Write out the whole listing again, exactly.

(Data entries)
-------------------------
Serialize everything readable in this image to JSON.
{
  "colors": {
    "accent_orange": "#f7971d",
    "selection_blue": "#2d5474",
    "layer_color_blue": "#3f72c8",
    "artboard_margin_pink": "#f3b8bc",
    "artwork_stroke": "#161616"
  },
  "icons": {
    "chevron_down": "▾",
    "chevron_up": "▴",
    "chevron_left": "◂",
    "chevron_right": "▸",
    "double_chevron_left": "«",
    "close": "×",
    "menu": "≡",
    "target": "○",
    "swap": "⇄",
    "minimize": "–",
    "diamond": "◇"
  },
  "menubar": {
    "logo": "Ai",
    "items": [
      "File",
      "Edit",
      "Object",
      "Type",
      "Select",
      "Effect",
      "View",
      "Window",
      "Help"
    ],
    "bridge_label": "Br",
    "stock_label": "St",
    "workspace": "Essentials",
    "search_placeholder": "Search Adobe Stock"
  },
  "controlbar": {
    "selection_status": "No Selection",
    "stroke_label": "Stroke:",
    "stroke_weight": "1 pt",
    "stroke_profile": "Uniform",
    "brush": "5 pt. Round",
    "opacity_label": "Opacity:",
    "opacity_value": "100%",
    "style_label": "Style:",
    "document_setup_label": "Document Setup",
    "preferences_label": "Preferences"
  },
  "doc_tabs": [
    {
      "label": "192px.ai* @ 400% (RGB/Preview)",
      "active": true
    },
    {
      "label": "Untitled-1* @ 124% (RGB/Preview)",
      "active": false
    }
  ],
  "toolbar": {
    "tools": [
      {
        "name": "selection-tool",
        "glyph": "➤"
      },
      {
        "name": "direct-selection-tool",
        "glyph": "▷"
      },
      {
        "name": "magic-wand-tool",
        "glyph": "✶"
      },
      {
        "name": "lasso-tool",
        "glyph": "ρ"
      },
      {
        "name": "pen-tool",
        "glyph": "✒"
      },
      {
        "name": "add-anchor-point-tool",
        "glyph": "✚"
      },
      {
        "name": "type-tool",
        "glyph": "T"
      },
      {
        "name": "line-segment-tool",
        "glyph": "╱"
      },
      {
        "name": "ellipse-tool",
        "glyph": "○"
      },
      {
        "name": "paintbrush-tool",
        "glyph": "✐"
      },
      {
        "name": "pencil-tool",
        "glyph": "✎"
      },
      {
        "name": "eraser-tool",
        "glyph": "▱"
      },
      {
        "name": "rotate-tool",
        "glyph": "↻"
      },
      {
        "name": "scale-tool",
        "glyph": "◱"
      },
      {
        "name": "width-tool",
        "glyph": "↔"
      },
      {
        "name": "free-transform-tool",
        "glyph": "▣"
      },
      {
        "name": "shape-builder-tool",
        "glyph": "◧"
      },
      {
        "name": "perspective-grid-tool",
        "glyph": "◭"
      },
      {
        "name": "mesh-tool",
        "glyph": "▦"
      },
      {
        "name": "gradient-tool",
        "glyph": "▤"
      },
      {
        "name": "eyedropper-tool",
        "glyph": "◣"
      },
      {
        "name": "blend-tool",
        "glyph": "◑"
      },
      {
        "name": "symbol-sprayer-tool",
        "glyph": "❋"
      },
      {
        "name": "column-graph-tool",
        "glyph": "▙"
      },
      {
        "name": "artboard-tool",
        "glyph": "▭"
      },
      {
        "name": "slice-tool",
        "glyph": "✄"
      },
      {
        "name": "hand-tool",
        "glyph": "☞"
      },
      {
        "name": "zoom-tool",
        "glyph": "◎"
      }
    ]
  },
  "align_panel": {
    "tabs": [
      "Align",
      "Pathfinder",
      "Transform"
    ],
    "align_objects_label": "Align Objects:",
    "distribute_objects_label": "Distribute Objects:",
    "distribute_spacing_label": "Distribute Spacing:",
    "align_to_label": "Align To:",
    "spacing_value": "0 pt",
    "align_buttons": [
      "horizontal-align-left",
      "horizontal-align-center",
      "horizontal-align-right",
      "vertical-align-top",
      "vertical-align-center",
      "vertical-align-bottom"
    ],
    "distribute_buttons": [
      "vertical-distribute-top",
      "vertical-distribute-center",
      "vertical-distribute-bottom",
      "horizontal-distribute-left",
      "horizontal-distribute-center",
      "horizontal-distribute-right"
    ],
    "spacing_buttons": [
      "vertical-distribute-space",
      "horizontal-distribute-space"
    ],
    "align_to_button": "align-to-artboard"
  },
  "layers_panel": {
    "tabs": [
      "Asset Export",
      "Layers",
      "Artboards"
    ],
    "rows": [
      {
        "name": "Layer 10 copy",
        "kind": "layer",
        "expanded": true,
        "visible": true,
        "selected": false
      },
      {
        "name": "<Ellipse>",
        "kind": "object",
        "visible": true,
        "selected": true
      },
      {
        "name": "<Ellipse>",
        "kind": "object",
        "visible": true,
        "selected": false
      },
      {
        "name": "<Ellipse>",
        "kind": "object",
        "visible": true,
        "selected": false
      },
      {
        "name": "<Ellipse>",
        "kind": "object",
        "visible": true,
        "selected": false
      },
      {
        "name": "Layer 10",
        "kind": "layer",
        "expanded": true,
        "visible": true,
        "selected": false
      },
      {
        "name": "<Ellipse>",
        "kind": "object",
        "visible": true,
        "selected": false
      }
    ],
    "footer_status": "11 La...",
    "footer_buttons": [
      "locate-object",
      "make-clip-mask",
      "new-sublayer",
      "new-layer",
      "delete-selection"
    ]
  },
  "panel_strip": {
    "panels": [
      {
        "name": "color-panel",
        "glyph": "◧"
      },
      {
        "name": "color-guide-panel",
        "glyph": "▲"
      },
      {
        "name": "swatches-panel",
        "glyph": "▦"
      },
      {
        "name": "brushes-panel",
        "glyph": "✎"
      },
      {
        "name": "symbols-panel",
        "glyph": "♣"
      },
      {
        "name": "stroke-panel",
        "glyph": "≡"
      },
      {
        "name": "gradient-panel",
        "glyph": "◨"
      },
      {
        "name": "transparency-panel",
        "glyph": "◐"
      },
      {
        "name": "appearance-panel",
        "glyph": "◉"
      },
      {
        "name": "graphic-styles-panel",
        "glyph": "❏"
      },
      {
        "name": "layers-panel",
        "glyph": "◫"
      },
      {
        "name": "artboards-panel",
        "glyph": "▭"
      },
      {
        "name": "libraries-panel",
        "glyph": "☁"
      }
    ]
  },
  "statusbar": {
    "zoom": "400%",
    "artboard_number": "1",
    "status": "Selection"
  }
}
-------------------------
= Output of the exercise =
Serialize everything readable in this image to JSON.
{
  "colors": {
    "accent_orange": "#f7971d",
    "selection_blue": "#2d5474",
    "layer_color_blue": "#3f72c8",
    "artboard_margin_pink": "#f3b8bc",
    "artwork_stroke": "#161616"
  },
  "icons": {
    "chevron_down": "▾",
    "chevron_up": "▴",
    "chevron_left": "◂",
    "chevron_right": "▸",
    "double_chevron_left": "«",
    "close": "×",
    "menu": "≡",
    "target": "○",
    "swap": "⇄",
    "minimize": "–",
    "diamond": "◇"
  },
  "menubar": {
    "logo": "Ai",
    "items": [
      "File",
      "Edit",
      "Object",
      "Type",
      "Select",
      "Effect",
      "View",
      "Window",
      "Help"
    ],
    "bridge_label": "Br",
    "stock_label": "St",
    "workspace": "Essentials",
    "search_placeholder": "Search Adobe Stock"
  },
  "controlbar": {
    "selection_status": "No Selection",
    "stroke_label": "Stroke:",
    "stroke_weight": "1 pt",
    "stroke_profile": "Uniform",
    "brush": "5 pt. Round",
    "opacity_label": "Opacity:",
    "opacity_value": "100%",
    "style_label": "Style:",
    "document_setup_label": "Document Setup",
    "preferences_label": "Preferences"
  },
  "doc_tabs": [
    {
      "label": "192px.ai* @ 400% (RGB/Preview)",
      "active": true
    },
    {
      "label": "Untitled-1* @ 124% (RGB/Preview)",
      "active": false
    }
  ],
  "toolbar": {
    "tools": [
      {
        "name": "selection-tool",
        "glyph": "➤"
      },
      {
        "name": "direct-selection-tool",
        "glyph": "▷"
      },
      {
        "name": "magic-wand-tool",
        "glyph": "✶"
      },
      {
        "name": "lasso-tool",
        "glyph": "ρ"
      },
      {
        "name": "pen-tool",
        "glyph": "✒"
      },
      {
        "name": "add-anchor-point-tool",
        "glyph": "✚"
      },
      {
        "name": "type-tool",
        "glyph": "T"
      },
      {
        "name": "line-segment-tool",
        "glyph": "╱"
      },
      {
        "name": "ellipse-tool",
        "glyph": "○"
      },
      {
        "name": "paintbrush-tool",
        "glyph": "✐"
      },
      {
        "name": "pencil-tool",
        "glyph": "✎"
      },
      {
        "name": "eraser-tool",
        "glyph": "▱"
      },
      {
        "name": "rotate-tool",
        "glyph": "↻"
      },
      {
        "name": "scale-tool",
        "glyph": "◱"
      },
      {
        "name": "width-tool",
        "glyph": "↔"
      },
      {
        "name": "free-transform-tool",
        "glyph": "▣"
      },
      {
        "name": "shape-builder-tool",
        "glyph": "◧"
      },
      {
        "name": "perspective-grid-tool",
        "glyph": "◭"
      },
      {
        "name": "mesh-tool",
        "glyph": "▦"
      },
      {
        "name": "gradient-tool",
        "glyph": "▤"
      },
      {
        "name": "eyedropper-tool",
        "glyph": "◣"
      },
      {
        "name": "blend-tool",
        "glyph": "◑"
      },
      {
        "name": "symbol-sprayer-tool",
        "glyph": "❋"
      },
      {
        "name": "column-graph-tool",
        "glyph": "▙"
      },
      {
        "name": "artboard-tool",
        "glyph": "▭"
      },
      {
        "name": "slice-tool",
        "glyph": "✄"
      },
      {
        "name": "hand-tool",
        "glyph": "☞"
      },
      {
        "name": "zoom-tool",
        "glyph": "◎"
      }
    ]
  },
  "align_panel": {
    "tabs": [
      "Align",
      "Pathfinder",
      "Transform"
    ],
    "align_objects_label": "Align Objects:",
    "distribute_objects_label": "Distribute Objects:",
    "distribute_spacing_label": "Distribute Spacing:",
    "align_to_label": "Align To:",
    "spacing_value": "0 pt",
    "align_buttons": [
      "horizontal-align-left",
      "horizontal-align-center",
      "horizontal-align-right",
      "vertical-align-top",
      "vertical-align-center",
      "vertical-align-bottom"
    ],
    "distribute_buttons": [
      "vertical-distribute-top",
      "vertical-distribute-center",
      "vertical-distribute-bottom",
      "horizontal-distribute-left",
      "horizontal-distribute-center",
      "horizontal-distribute-right"
    ],
    "spacing_buttons": [
      "vertical-distribute-space",
      "horizontal-distribute-space"
    ],
    "align_to_button": "align-to-artboard"
  },
  "layers_panel": {
    "tabs": [
      "Asset Export",
      "Layers",
      "Artboards"
    ],
    "rows": [
      {
        "name": "Layer 10 copy",
        "kind": "layer",
        "expanded": true,
        "visible": true,
        "selected": false
      },
      {
        "name": "<Ellipse>",
        "kind": "object",
        "visible": true,
        "selected": true
      },
      {
        "name": "<Ellipse>",
        "kind": "object",
        "visible": true,
        "selected": false
      },
      {
        "name": "<Ellipse>",
        "kind": "object",
        "visible": true,
        "selected": false
      },
      {
        "name": "<Ellipse>",
        "kind": "object",
        "visible": true,
        "selected": false
      },
      {
        "name": "Layer 10",
        "kind": "layer",
        "expanded": true,
        "visible": true,
        "selected": false
      },
      {
        "name": "<Ellipse>",
        "kind": "object",
        "visible": true,
        "selected": false
      }
    ],
    "footer_status": "11 La...",
    "footer_buttons": [
      "locate-object",
      "make-clip-mask",
      "new-sublayer",
      "new-layer",
      "delete-selection"
    ]
  },
  "panel_strip": {
    "panels": [
      {
        "name": "color-panel",
        "glyph": "◧"
      },
      {
        "name": "color-guide-panel",
        "glyph": "▲"
      },
      {
        "name": "swatches-panel",
        "glyph": "▦"
      },
      {
        "name": "brushes-panel",
        "glyph": "✎"
      },
      {
        "name": "symbols-panel",
        "glyph": "♣"
      },
      {
        "name": "stroke-panel",
        "glyph": "≡"
      },
      {
        "name": "gradient-panel",
        "glyph": "◨"
      },
      {
        "name": "transparency-panel",
        "glyph": "◐"
      },
      {
        "name": "appearance-panel",
        "glyph": "◉"
      },
      {
        "name": "graphic-styles-panel",
        "glyph": "❏"
      },
      {
        "name": "layers-panel",
        "glyph": "◫"
      },
      {
        "name": "artboards-panel",
        "glyph": "▭"
      },
      {
        "name": "libraries-panel",
        "glyph": "☁"
      }
    ]
  },
  "statusbar": {
    "zoom": "400%",
    "artboard_number": "1",
    "status": "Selection"
  }
}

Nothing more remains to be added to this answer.